>> start ENTRIES PROVIDED
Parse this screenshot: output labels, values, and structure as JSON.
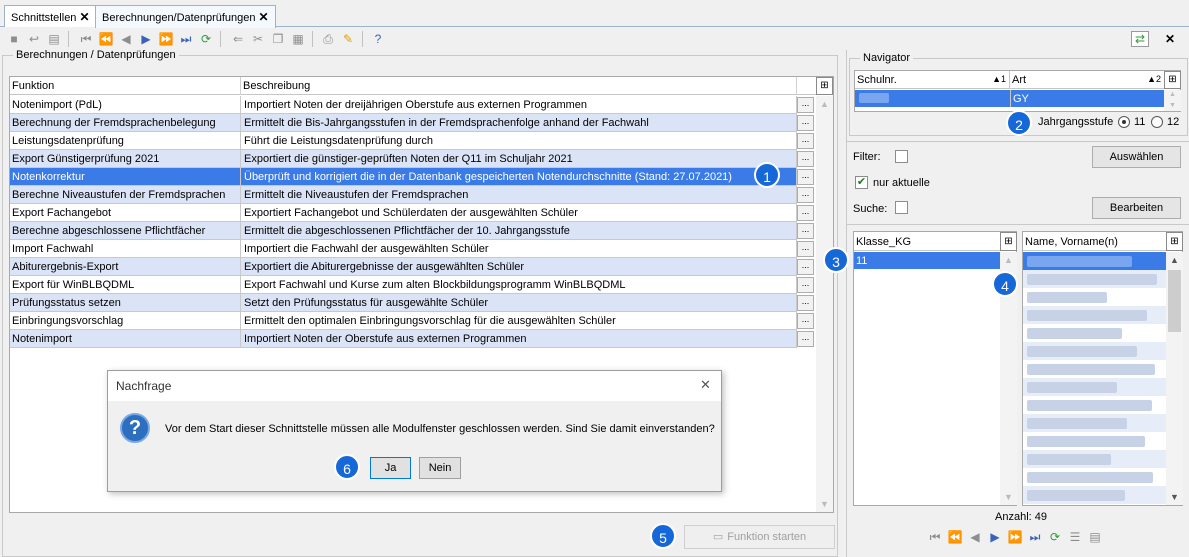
{
  "tabs": [
    {
      "label": "Schnittstellen",
      "close": "✕"
    },
    {
      "label": "Berechnungen/Datenprüfungen",
      "close": "✕"
    }
  ],
  "left_group": {
    "title": "Berechnungen / Datenprüfungen"
  },
  "grid": {
    "columns": [
      "Funktion",
      "Beschreibung"
    ],
    "row_button": "...",
    "rows": [
      {
        "funktion": "Notenimport (PdL)",
        "beschreibung": "Importiert Noten der dreijährigen Oberstufe aus externen Programmen"
      },
      {
        "funktion": "Berechnung der Fremdsprachenbelegung",
        "beschreibung": "Ermittelt die Bis-Jahrgangsstufen in der Fremdsprachenfolge anhand der Fachwahl"
      },
      {
        "funktion": "Leistungsdatenprüfung",
        "beschreibung": "Führt die Leistungsdatenprüfung durch"
      },
      {
        "funktion": "Export Günstigerprüfung 2021",
        "beschreibung": "Exportiert die günstiger-geprüften Noten der Q11 im Schuljahr 2021"
      },
      {
        "funktion": "Notenkorrektur",
        "beschreibung": "Überprüft und korrigiert die in der Datenbank gespeicherten Notendurchschnitte (Stand: 27.07.2021)"
      },
      {
        "funktion": "Berechne Niveaustufen der Fremdsprachen",
        "beschreibung": "Ermittelt die Niveaustufen der Fremdsprachen"
      },
      {
        "funktion": "Export Fachangebot",
        "beschreibung": "Exportiert Fachangebot und Schülerdaten der ausgewählten Schüler"
      },
      {
        "funktion": "Berechne abgeschlossene Pflichtfächer",
        "beschreibung": "Ermittelt die abgeschlossenen Pflichtfächer der 10. Jahrgangsstufe"
      },
      {
        "funktion": "Import Fachwahl",
        "beschreibung": "Importiert die Fachwahl der ausgewählten Schüler"
      },
      {
        "funktion": "Abiturergebnis-Export",
        "beschreibung": "Exportiert die Abiturergebnisse der ausgewählten Schüler"
      },
      {
        "funktion": "Export für WinBLBQDML",
        "beschreibung": "Export Fachwahl und Kurse zum alten Blockbildungsprogramm WinBLBQDML"
      },
      {
        "funktion": "Prüfungsstatus setzen",
        "beschreibung": "Setzt den Prüfungsstatus für ausgewählte Schüler"
      },
      {
        "funktion": "Einbringungsvorschlag",
        "beschreibung": "Ermittelt den optimalen Einbringungsvorschlag für die ausgewählten Schüler"
      },
      {
        "funktion": "Notenimport",
        "beschreibung": "Importiert Noten der Oberstufe aus externen Programmen"
      }
    ],
    "selected_row": 4
  },
  "start_button": "Funktion starten",
  "navigator": {
    "title": "Navigator",
    "col_schulnr": "Schulnr.",
    "col_schulnr_sort": "▲1",
    "col_art": "Art",
    "col_art_sort": "▲2",
    "art_value": "GY",
    "jahrgang_label": "Jahrgangsstufe",
    "options": [
      "11",
      "12"
    ],
    "selected_option": "11"
  },
  "filter_label": "Filter:",
  "nur_aktuelle_label": "nur aktuelle",
  "suche_label": "Suche:",
  "auswaehlen_button": "Auswählen",
  "bearbeiten_button": "Bearbeiten",
  "klasse": {
    "header": "Klasse_KG",
    "value": "11"
  },
  "namen": {
    "header": "Name, Vorname(n)"
  },
  "anzahl": "Anzahl: 49",
  "dialog": {
    "title": "Nachfrage",
    "message": "Vor dem Start dieser Schnittstelle müssen alle Modulfenster geschlossen werden. Sind Sie damit einverstanden?",
    "yes": "Ja",
    "no": "Nein",
    "close": "✕"
  },
  "badges": [
    "1",
    "2",
    "3",
    "4",
    "5",
    "6"
  ]
}
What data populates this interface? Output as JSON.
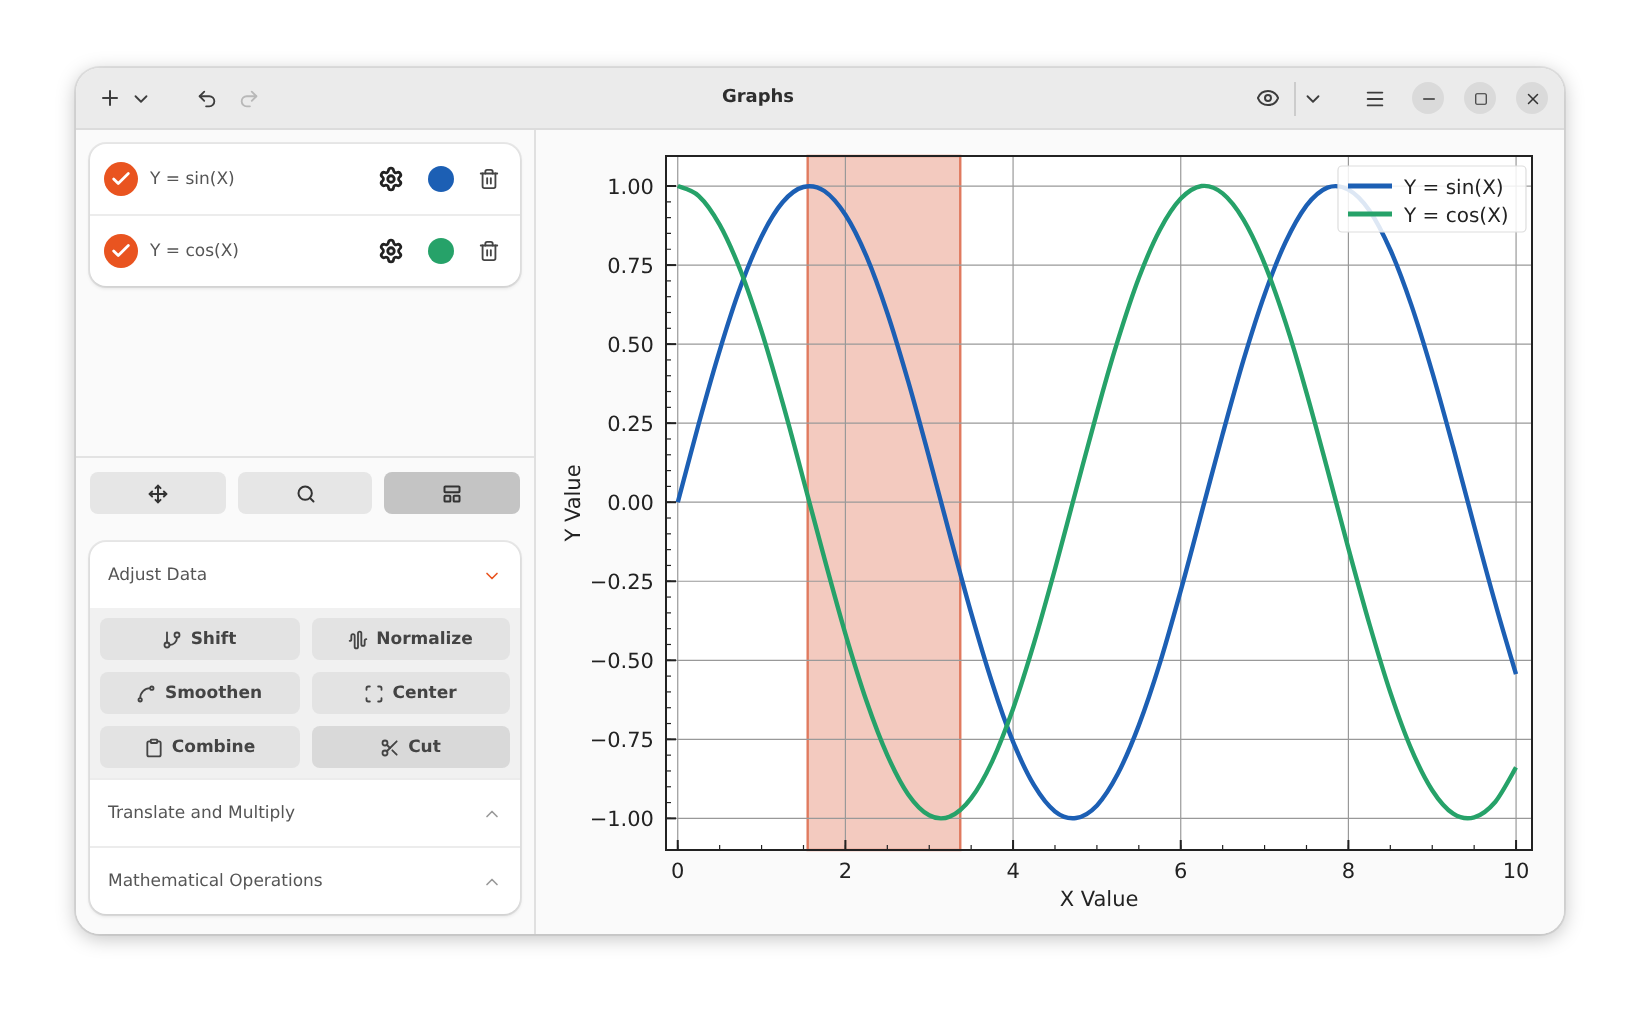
{
  "window": {
    "title": "Graphs",
    "redo": {
      "disabled": true
    }
  },
  "items": [
    {
      "label": "Y = sin(X)",
      "checked": true,
      "color": "#1c5fb4"
    },
    {
      "label": "Y = cos(X)",
      "checked": true,
      "color": "#26a269"
    }
  ],
  "tools": [
    {
      "kind": "pan",
      "selected": false
    },
    {
      "kind": "zoom",
      "selected": false
    },
    {
      "kind": "select",
      "selected": true
    }
  ],
  "sections": [
    {
      "title": "Adjust Data",
      "expanded": true,
      "actions": [
        {
          "kind": "shift",
          "label": "Shift",
          "highlighted": false
        },
        {
          "kind": "normalize",
          "label": "Normalize",
          "highlighted": false
        },
        {
          "kind": "smoothen",
          "label": "Smoothen",
          "highlighted": false
        },
        {
          "kind": "center",
          "label": "Center",
          "highlighted": false
        },
        {
          "kind": "combine",
          "label": "Combine",
          "highlighted": false
        },
        {
          "kind": "cut",
          "label": "Cut",
          "highlighted": true
        }
      ]
    },
    {
      "title": "Translate and Multiply",
      "expanded": false
    },
    {
      "title": "Mathematical Operations",
      "expanded": false
    }
  ],
  "plot": {
    "chart_data": {
      "type": "line",
      "xlabel": "X Value",
      "ylabel": "Y Value",
      "x": [
        0,
        0.25,
        0.5,
        0.75,
        1,
        1.25,
        1.5,
        1.75,
        2,
        2.25,
        2.5,
        2.75,
        3,
        3.25,
        3.5,
        3.75,
        4,
        4.25,
        4.5,
        4.75,
        5,
        5.25,
        5.5,
        5.75,
        6,
        6.25,
        6.5,
        6.75,
        7,
        7.25,
        7.5,
        7.75,
        8,
        8.25,
        8.5,
        8.75,
        9,
        9.25,
        9.5,
        9.75,
        10
      ],
      "series": [
        {
          "name": "Y = sin(X)",
          "color": "#1c5fb4",
          "values": [
            0,
            0.247,
            0.479,
            0.682,
            0.841,
            0.949,
            0.997,
            0.984,
            0.909,
            0.778,
            0.598,
            0.382,
            0.141,
            -0.108,
            -0.351,
            -0.572,
            -0.757,
            -0.895,
            -0.978,
            -0.999,
            -0.959,
            -0.859,
            -0.706,
            -0.51,
            -0.279,
            -0.033,
            0.215,
            0.451,
            0.657,
            0.823,
            0.938,
            0.995,
            0.989,
            0.923,
            0.798,
            0.625,
            0.412,
            0.174,
            -0.075,
            -0.319,
            -0.544
          ]
        },
        {
          "name": "Y = cos(X)",
          "color": "#26a269",
          "values": [
            1,
            0.969,
            0.878,
            0.732,
            0.54,
            0.315,
            0.071,
            -0.178,
            -0.416,
            -0.628,
            -0.801,
            -0.924,
            -0.99,
            -0.994,
            -0.936,
            -0.82,
            -0.654,
            -0.446,
            -0.211,
            0.038,
            0.284,
            0.512,
            0.709,
            0.861,
            0.96,
            1,
            0.977,
            0.893,
            0.754,
            0.568,
            0.347,
            0.104,
            -0.146,
            -0.385,
            -0.602,
            -0.78,
            -0.911,
            -0.985,
            -0.997,
            -0.948,
            -0.839
          ]
        }
      ],
      "xlim": [
        -0.14,
        10.19
      ],
      "ylim": [
        -1.1,
        1.095
      ],
      "xticks": [
        0,
        2,
        4,
        6,
        8,
        10
      ],
      "yticks": [
        {
          "value": -1,
          "label": "−1.00"
        },
        {
          "value": -0.75,
          "label": "−0.75"
        },
        {
          "value": -0.5,
          "label": "−0.50"
        },
        {
          "value": -0.25,
          "label": "−0.25"
        },
        {
          "value": 0,
          "label": "0.00"
        },
        {
          "value": 0.25,
          "label": "0.25"
        },
        {
          "value": 0.5,
          "label": "0.50"
        },
        {
          "value": 0.75,
          "label": "0.75"
        },
        {
          "value": 1,
          "label": "1.00"
        }
      ],
      "grid": true,
      "legend": "upper right",
      "bands": [
        {
          "axis": "x",
          "from": 1.55,
          "to": 3.37,
          "color": "#e07a5f"
        }
      ]
    }
  }
}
>> end ENTRIES PROVIDED
● **TO DO**: Identify and copy all lines with the word "Fachangebot".

● **RESULT OF THE EXERCISE**:
        "funktion": "Export Fachangebot",
        "beschreibung": "Exportiert Fachangebot und Schülerdaten der ausgewählten Schüler"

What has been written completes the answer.